▸ SHORT EXERCISE
Retype the lines below with no changes, starting with the first line and going on through the line that contains "value-line: 40 bbox=[440, 567, 451, 576]".

▸ LISTING
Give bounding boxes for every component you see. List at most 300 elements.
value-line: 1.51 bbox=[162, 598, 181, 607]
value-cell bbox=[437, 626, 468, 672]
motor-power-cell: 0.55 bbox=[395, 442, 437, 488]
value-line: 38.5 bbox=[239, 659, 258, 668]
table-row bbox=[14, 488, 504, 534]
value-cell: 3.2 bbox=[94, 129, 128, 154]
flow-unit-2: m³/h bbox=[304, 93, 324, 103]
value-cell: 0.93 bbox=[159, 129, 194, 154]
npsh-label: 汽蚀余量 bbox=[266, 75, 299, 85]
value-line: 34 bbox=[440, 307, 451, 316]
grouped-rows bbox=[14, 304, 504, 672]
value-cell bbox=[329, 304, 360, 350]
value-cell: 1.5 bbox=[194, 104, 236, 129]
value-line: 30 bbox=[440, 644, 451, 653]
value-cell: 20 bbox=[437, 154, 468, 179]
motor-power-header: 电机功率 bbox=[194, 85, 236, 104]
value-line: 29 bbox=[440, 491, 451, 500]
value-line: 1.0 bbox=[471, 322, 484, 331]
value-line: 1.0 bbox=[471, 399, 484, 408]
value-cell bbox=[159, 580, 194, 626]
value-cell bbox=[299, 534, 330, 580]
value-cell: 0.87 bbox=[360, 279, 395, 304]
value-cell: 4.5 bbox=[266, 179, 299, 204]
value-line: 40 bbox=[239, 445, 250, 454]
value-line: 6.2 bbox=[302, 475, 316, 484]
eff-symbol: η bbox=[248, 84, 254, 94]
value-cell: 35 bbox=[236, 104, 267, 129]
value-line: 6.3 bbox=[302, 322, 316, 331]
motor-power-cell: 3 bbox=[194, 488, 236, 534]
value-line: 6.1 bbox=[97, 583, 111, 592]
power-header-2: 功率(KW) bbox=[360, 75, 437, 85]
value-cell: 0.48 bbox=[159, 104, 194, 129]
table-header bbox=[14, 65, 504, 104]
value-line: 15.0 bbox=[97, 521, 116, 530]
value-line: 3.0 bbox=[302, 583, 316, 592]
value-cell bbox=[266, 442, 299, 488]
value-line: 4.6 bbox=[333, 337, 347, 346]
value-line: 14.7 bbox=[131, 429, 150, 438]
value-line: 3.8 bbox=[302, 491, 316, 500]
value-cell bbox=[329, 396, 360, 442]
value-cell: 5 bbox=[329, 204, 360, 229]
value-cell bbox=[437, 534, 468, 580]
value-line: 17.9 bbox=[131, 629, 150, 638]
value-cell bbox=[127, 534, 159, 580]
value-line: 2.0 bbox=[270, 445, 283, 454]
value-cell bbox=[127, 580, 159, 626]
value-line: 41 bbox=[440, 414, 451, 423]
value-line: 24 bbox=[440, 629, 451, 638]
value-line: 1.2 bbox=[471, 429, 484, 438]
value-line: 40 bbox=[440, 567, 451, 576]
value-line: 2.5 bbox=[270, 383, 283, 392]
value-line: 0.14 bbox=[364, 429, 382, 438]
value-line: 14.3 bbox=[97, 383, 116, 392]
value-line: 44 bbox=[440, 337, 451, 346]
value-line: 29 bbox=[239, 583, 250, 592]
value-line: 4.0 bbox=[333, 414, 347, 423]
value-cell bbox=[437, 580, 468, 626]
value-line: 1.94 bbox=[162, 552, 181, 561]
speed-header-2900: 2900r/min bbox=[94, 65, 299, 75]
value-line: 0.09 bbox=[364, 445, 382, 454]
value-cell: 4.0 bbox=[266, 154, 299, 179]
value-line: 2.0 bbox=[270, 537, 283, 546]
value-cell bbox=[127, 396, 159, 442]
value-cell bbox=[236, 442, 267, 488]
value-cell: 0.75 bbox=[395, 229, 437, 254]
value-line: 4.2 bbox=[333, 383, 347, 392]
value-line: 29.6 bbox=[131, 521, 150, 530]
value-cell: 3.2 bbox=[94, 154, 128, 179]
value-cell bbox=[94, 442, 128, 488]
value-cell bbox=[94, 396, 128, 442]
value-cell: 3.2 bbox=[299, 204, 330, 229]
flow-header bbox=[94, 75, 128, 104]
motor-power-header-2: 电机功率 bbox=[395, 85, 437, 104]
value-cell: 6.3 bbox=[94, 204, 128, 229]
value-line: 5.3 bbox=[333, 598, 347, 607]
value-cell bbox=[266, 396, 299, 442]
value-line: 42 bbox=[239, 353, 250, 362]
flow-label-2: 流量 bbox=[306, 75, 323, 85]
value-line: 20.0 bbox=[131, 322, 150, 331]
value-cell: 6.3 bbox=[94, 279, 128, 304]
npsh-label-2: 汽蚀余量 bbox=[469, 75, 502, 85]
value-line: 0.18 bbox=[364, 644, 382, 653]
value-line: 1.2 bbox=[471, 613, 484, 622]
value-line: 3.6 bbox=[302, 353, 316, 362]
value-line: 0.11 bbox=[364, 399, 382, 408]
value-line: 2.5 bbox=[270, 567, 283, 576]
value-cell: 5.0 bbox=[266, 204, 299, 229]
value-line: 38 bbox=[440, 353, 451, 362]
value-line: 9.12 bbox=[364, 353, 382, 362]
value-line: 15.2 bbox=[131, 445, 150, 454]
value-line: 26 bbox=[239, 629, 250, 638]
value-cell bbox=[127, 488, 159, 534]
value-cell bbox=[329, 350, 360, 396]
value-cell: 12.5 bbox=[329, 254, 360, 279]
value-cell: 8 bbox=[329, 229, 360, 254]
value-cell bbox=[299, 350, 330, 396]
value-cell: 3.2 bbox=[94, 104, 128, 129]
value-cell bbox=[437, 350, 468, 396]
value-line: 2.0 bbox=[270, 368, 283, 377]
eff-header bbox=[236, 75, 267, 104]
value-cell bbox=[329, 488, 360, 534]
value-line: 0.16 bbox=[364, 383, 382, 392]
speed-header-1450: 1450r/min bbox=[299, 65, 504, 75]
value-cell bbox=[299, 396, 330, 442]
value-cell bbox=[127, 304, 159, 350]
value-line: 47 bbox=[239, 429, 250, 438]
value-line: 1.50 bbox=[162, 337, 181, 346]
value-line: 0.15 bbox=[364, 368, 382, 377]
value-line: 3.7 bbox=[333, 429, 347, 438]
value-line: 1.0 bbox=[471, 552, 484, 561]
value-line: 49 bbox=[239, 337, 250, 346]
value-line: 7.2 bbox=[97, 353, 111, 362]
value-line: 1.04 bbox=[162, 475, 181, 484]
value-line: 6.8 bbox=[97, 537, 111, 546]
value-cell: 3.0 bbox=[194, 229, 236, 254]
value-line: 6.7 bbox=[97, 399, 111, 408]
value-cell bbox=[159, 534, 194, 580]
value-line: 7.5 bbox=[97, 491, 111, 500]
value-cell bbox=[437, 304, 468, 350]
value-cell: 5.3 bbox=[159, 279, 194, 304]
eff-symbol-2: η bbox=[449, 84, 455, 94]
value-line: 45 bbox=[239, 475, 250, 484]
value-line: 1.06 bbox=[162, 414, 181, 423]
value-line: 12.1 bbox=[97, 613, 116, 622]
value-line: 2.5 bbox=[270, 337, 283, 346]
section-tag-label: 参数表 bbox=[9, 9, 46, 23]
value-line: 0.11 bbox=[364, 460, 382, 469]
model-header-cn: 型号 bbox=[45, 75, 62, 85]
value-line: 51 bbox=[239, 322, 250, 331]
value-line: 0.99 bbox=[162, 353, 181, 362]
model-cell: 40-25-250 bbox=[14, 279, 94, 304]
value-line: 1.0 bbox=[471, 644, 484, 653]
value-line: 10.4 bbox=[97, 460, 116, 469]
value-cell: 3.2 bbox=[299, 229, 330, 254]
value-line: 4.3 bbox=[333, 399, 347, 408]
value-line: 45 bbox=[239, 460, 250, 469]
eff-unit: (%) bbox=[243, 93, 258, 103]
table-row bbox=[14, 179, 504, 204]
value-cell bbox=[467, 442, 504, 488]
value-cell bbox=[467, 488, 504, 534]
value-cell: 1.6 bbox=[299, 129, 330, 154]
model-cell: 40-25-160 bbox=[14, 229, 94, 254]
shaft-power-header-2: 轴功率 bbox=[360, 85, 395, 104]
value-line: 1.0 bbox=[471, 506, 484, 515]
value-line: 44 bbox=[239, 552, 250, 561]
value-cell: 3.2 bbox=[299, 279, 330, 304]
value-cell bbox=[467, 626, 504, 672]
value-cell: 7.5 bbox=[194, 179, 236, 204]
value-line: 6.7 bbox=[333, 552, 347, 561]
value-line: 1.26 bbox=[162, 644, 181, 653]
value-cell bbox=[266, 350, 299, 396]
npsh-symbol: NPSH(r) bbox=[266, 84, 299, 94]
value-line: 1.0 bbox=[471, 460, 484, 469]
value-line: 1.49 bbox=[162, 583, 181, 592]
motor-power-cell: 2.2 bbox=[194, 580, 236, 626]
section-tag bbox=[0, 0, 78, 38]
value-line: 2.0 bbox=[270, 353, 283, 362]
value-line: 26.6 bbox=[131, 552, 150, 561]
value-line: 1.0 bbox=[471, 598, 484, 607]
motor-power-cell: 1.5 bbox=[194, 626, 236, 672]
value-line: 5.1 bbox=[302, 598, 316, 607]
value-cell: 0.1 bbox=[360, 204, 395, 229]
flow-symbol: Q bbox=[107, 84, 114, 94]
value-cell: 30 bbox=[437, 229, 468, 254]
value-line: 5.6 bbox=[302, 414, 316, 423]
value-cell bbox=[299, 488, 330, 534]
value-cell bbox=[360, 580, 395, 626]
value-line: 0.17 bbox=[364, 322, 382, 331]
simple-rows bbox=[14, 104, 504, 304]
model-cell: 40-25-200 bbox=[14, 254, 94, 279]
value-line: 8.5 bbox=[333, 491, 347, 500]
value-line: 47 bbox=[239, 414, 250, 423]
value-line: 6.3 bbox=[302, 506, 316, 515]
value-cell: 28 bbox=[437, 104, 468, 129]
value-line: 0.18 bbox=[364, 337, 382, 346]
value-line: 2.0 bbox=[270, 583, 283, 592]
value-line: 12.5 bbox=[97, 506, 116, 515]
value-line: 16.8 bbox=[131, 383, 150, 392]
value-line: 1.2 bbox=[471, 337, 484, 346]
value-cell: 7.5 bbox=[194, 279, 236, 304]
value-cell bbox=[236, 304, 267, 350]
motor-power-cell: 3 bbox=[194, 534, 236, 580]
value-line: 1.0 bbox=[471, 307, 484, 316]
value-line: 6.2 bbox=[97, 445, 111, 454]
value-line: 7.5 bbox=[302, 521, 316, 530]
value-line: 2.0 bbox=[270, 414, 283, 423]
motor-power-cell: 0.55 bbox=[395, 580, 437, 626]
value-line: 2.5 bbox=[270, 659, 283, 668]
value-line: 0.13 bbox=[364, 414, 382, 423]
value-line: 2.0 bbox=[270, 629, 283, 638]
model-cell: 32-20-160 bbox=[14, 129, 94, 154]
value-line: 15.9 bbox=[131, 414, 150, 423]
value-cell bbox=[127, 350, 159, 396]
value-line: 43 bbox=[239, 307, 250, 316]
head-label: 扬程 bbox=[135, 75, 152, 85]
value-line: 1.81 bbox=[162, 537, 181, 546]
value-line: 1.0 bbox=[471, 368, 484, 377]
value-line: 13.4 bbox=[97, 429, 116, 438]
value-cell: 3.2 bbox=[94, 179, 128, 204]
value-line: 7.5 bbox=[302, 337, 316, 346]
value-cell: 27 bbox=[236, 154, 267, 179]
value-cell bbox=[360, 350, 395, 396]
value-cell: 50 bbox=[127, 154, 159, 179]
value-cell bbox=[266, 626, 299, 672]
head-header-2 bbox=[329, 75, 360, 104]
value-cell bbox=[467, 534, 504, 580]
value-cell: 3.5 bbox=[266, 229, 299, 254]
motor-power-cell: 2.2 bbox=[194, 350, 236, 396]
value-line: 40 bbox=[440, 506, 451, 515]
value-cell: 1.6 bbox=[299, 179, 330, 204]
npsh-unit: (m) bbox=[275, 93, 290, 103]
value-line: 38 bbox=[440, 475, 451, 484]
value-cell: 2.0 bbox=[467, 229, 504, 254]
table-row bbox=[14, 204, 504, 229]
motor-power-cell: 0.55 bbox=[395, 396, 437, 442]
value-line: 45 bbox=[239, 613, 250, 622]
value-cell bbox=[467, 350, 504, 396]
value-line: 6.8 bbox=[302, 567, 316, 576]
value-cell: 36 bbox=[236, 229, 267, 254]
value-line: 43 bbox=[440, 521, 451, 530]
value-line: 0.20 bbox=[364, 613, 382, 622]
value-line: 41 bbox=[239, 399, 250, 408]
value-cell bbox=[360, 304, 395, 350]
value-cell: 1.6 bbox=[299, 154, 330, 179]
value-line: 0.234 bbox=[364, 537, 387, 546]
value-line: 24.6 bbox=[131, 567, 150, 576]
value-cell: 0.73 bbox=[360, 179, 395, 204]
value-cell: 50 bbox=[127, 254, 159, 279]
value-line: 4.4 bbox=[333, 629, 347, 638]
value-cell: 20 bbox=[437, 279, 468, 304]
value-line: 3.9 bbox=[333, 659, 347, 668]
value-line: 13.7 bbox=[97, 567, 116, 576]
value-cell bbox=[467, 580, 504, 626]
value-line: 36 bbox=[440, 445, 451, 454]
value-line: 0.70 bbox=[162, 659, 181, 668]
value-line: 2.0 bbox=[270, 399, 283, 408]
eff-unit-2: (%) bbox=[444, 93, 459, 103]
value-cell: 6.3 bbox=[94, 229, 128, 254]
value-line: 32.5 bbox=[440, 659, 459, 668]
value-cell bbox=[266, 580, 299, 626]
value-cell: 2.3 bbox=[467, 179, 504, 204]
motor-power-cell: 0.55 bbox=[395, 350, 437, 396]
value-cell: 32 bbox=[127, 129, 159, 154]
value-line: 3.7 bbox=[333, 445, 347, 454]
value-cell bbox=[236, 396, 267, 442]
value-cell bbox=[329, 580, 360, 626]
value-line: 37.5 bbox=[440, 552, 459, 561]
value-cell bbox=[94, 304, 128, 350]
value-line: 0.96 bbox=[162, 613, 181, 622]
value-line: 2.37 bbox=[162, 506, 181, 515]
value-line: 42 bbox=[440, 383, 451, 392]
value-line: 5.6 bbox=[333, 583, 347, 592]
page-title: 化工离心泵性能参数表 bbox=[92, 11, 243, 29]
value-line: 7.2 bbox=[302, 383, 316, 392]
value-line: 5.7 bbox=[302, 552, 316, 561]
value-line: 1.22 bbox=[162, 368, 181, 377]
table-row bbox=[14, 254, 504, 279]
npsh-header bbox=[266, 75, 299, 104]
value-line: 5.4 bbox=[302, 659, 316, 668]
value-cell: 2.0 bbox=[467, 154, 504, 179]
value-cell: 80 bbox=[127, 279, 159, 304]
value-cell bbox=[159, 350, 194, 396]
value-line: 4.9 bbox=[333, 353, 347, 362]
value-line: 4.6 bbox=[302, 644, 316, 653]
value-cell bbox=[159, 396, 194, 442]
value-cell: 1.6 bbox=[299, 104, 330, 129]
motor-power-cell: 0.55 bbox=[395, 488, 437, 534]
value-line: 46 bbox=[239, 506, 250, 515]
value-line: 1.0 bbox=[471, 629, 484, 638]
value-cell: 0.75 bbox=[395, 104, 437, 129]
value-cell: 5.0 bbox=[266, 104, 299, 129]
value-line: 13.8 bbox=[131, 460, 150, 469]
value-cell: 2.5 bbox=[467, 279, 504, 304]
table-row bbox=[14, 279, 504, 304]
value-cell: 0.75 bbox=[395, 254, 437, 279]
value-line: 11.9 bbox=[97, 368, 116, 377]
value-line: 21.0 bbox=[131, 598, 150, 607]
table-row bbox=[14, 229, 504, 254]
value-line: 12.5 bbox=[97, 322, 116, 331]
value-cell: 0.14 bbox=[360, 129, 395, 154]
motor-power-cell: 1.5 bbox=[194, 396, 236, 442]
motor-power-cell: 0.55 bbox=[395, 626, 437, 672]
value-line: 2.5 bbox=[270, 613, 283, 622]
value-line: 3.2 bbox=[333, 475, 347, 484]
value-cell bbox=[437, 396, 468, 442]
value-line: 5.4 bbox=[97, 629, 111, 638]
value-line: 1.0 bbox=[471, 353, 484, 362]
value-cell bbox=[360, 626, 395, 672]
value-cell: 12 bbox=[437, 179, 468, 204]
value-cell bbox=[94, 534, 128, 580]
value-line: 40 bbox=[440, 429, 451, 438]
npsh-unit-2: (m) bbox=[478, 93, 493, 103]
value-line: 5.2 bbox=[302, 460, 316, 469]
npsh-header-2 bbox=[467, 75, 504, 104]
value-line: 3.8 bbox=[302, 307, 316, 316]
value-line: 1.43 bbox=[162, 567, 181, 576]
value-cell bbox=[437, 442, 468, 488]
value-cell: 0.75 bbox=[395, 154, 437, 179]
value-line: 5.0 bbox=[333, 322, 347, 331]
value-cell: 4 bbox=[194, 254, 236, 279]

▸ SOLUTION
Give bounding boxes for every component you see. List at most 300 elements.
value-line: 1.51 bbox=[162, 598, 181, 607]
value-cell bbox=[437, 626, 468, 672]
motor-power-cell: 0.55 bbox=[395, 442, 437, 488]
value-line: 38.5 bbox=[239, 659, 258, 668]
table-row bbox=[14, 488, 504, 534]
value-cell: 3.2 bbox=[94, 129, 128, 154]
flow-unit-2: m³/h bbox=[304, 93, 324, 103]
value-cell: 0.93 bbox=[159, 129, 194, 154]
npsh-label: 汽蚀余量 bbox=[266, 75, 299, 85]
value-line: 34 bbox=[440, 307, 451, 316]
grouped-rows bbox=[14, 304, 504, 672]
value-cell bbox=[329, 304, 360, 350]
value-cell: 1.5 bbox=[194, 104, 236, 129]
value-line: 30 bbox=[440, 644, 451, 653]
value-cell: 20 bbox=[437, 154, 468, 179]
motor-power-header: 电机功率 bbox=[194, 85, 236, 104]
value-line: 29 bbox=[440, 491, 451, 500]
value-line: 1.0 bbox=[471, 322, 484, 331]
value-line: 1.0 bbox=[471, 399, 484, 408]
value-cell bbox=[159, 580, 194, 626]
value-cell bbox=[299, 534, 330, 580]
value-cell: 0.87 bbox=[360, 279, 395, 304]
value-cell: 4.5 bbox=[266, 179, 299, 204]
value-line: 40 bbox=[239, 445, 250, 454]
value-line: 6.2 bbox=[302, 475, 316, 484]
eff-symbol: η bbox=[248, 84, 254, 94]
value-cell: 35 bbox=[236, 104, 267, 129]
value-line: 6.3 bbox=[302, 322, 316, 331]
motor-power-cell: 3 bbox=[194, 488, 236, 534]
value-line: 6.1 bbox=[97, 583, 111, 592]
power-header-2: 功率(KW) bbox=[360, 75, 437, 85]
value-cell: 0.48 bbox=[159, 104, 194, 129]
table-header bbox=[14, 65, 504, 104]
value-line: 15.0 bbox=[97, 521, 116, 530]
value-line: 3.0 bbox=[302, 583, 316, 592]
value-cell bbox=[266, 442, 299, 488]
value-line: 4.6 bbox=[333, 337, 347, 346]
value-line: 14.7 bbox=[131, 429, 150, 438]
value-line: 3.8 bbox=[302, 491, 316, 500]
value-cell bbox=[329, 396, 360, 442]
value-cell: 5 bbox=[329, 204, 360, 229]
value-cell bbox=[437, 534, 468, 580]
value-line: 17.9 bbox=[131, 629, 150, 638]
value-cell bbox=[127, 534, 159, 580]
value-line: 2.0 bbox=[270, 445, 283, 454]
value-cell bbox=[127, 580, 159, 626]
value-line: 41 bbox=[440, 414, 451, 423]
value-line: 24 bbox=[440, 629, 451, 638]
value-line: 1.2 bbox=[471, 429, 484, 438]
value-line: 40 bbox=[440, 567, 451, 576]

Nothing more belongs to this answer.